>> start INPUT DATA
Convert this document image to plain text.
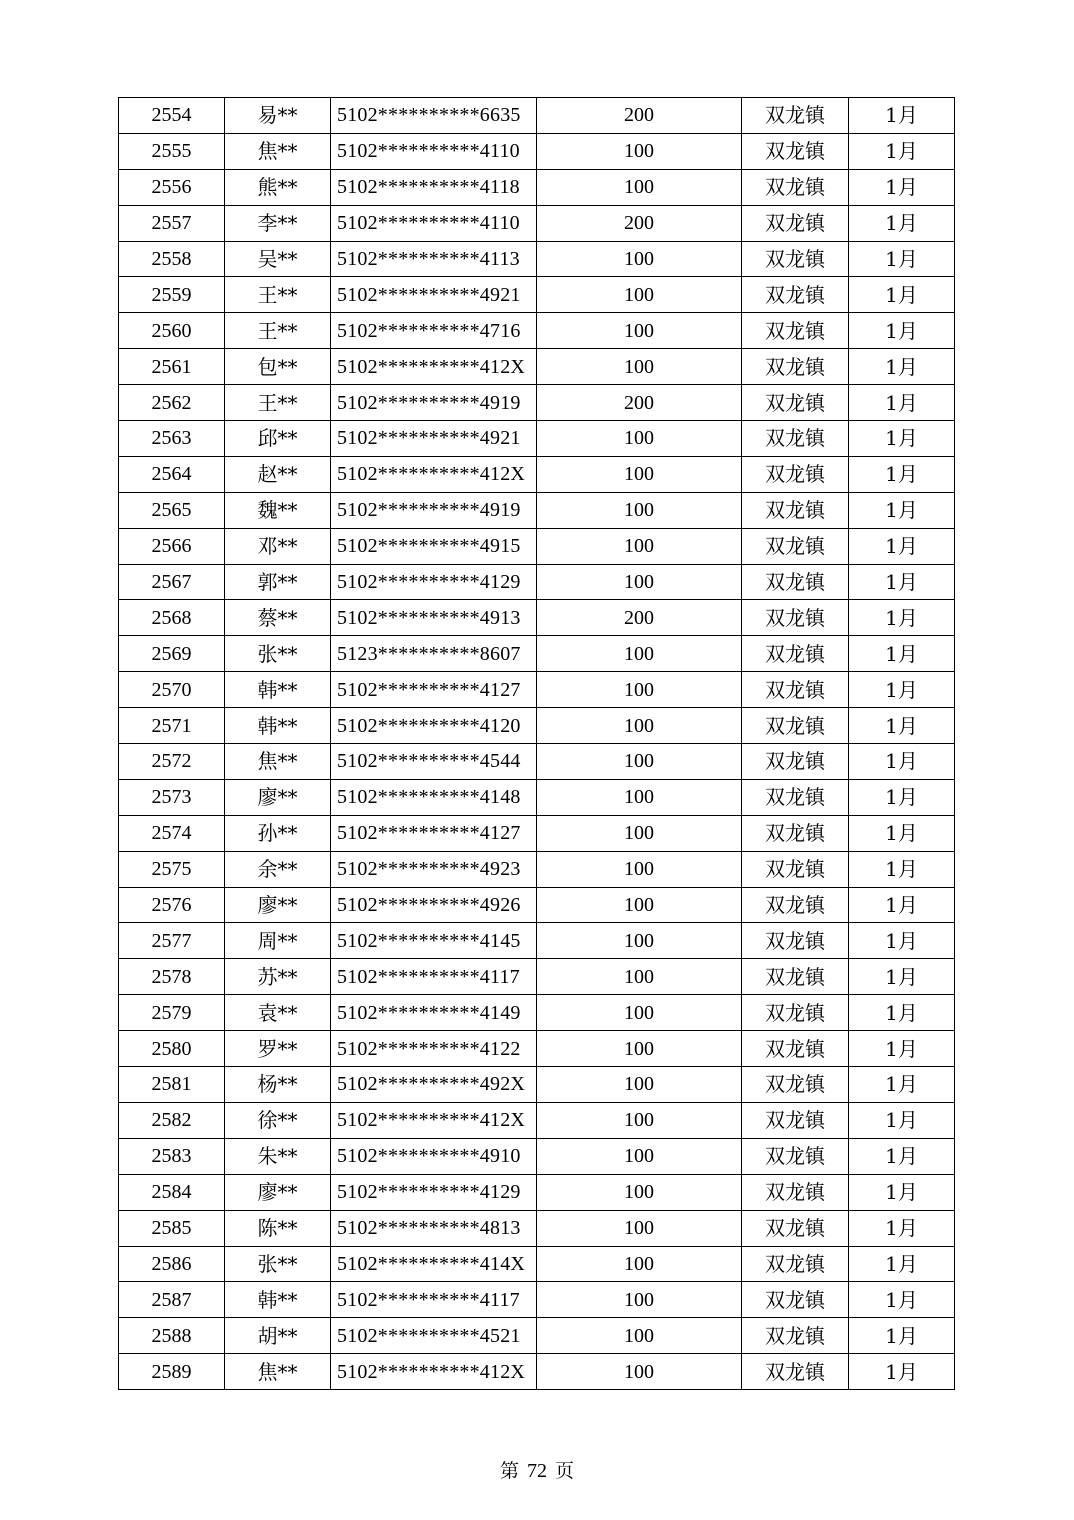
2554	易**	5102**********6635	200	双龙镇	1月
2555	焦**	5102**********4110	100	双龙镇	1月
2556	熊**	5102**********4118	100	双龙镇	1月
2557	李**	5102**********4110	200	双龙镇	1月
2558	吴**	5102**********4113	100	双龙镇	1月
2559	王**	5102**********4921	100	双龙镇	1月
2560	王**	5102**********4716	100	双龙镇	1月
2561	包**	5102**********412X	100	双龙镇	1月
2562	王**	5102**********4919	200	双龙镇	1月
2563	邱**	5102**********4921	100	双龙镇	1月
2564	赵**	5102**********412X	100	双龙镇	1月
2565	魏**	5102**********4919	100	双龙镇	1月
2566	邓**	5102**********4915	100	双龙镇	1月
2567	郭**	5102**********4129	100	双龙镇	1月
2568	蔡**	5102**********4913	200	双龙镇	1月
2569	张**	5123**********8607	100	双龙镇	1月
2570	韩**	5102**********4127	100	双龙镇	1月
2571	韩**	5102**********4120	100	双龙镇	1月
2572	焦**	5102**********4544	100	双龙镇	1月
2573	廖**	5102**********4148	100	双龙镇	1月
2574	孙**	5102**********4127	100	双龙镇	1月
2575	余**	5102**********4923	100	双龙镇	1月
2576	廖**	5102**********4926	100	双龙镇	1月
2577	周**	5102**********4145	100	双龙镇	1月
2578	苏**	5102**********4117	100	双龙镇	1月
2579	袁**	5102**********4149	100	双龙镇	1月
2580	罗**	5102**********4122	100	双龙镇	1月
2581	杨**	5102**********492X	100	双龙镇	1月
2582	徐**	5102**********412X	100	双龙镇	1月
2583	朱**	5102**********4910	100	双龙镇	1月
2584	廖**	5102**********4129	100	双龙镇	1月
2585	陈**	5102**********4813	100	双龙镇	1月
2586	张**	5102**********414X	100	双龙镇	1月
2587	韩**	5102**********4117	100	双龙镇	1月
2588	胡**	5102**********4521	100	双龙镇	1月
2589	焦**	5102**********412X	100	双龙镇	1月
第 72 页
>> end INPUT DATA
== PROBLEM ==
Copy the material above in full and exactly, skipping pictures.

== EXERCISE OUTPUT ==
Convert this document image to plain text.
2554	易**	5102**********6635	200	双龙镇	1月
2555	焦**	5102**********4110	100	双龙镇	1月
2556	熊**	5102**********4118	100	双龙镇	1月
2557	李**	5102**********4110	200	双龙镇	1月
2558	吴**	5102**********4113	100	双龙镇	1月
2559	王**	5102**********4921	100	双龙镇	1月
2560	王**	5102**********4716	100	双龙镇	1月
2561	包**	5102**********412X	100	双龙镇	1月
2562	王**	5102**********4919	200	双龙镇	1月
2563	邱**	5102**********4921	100	双龙镇	1月
2564	赵**	5102**********412X	100	双龙镇	1月
2565	魏**	5102**********4919	100	双龙镇	1月
2566	邓**	5102**********4915	100	双龙镇	1月
2567	郭**	5102**********4129	100	双龙镇	1月
2568	蔡**	5102**********4913	200	双龙镇	1月
2569	张**	5123**********8607	100	双龙镇	1月
2570	韩**	5102**********4127	100	双龙镇	1月
2571	韩**	5102**********4120	100	双龙镇	1月
2572	焦**	5102**********4544	100	双龙镇	1月
2573	廖**	5102**********4148	100	双龙镇	1月
2574	孙**	5102**********4127	100	双龙镇	1月
2575	余**	5102**********4923	100	双龙镇	1月
2576	廖**	5102**********4926	100	双龙镇	1月
2577	周**	5102**********4145	100	双龙镇	1月
2578	苏**	5102**********4117	100	双龙镇	1月
2579	袁**	5102**********4149	100	双龙镇	1月
2580	罗**	5102**********4122	100	双龙镇	1月
2581	杨**	5102**********492X	100	双龙镇	1月
2582	徐**	5102**********412X	100	双龙镇	1月
2583	朱**	5102**********4910	100	双龙镇	1月
2584	廖**	5102**********4129	100	双龙镇	1月
2585	陈**	5102**********4813	100	双龙镇	1月
2586	张**	5102**********414X	100	双龙镇	1月
2587	韩**	5102**********4117	100	双龙镇	1月
2588	胡**	5102**********4521	100	双龙镇	1月
2589	焦**	5102**********412X	100	双龙镇	1月
第 72 页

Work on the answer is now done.